Work to do: Check each line of the listing below for the string "一类学生公寓", and copy the ones that have it.

begin

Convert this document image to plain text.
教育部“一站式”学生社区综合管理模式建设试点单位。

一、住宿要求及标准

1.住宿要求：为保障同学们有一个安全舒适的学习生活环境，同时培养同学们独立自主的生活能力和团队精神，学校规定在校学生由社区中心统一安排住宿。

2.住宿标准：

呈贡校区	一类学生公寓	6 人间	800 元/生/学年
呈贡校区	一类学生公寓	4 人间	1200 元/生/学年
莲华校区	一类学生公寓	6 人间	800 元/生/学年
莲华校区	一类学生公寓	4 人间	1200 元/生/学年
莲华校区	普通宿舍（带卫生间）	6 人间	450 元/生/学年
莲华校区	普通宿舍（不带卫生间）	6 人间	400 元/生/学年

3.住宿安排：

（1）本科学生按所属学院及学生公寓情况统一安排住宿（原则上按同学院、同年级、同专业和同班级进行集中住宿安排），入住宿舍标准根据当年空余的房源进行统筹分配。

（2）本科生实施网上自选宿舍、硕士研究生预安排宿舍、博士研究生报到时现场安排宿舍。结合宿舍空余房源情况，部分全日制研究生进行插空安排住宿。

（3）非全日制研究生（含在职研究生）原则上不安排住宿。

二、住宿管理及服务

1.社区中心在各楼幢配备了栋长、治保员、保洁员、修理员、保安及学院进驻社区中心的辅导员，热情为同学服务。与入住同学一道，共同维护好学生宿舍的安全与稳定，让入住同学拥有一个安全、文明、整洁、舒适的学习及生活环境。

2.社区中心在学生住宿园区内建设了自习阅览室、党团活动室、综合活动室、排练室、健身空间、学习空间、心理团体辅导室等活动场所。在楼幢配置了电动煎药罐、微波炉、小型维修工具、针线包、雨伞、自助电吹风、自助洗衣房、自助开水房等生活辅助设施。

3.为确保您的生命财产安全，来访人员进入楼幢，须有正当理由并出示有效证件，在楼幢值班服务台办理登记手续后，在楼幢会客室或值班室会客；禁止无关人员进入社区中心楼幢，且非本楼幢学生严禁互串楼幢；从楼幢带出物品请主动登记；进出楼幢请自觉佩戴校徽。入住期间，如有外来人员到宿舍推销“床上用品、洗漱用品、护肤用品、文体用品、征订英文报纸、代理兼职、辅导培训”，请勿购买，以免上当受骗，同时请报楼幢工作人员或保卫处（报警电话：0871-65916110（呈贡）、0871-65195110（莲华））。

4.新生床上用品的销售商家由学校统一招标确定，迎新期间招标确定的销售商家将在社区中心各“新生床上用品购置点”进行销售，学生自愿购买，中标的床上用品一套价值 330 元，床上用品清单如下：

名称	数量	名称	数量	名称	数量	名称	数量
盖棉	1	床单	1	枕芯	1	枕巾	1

end

Result for this task:
呈贡校区	一类学生公寓	6 人间	800 元/生/学年
呈贡校区	一类学生公寓	4 人间	1200 元/生/学年
莲华校区	一类学生公寓	6 人间	800 元/生/学年
莲华校区	一类学生公寓	4 人间	1200 元/生/学年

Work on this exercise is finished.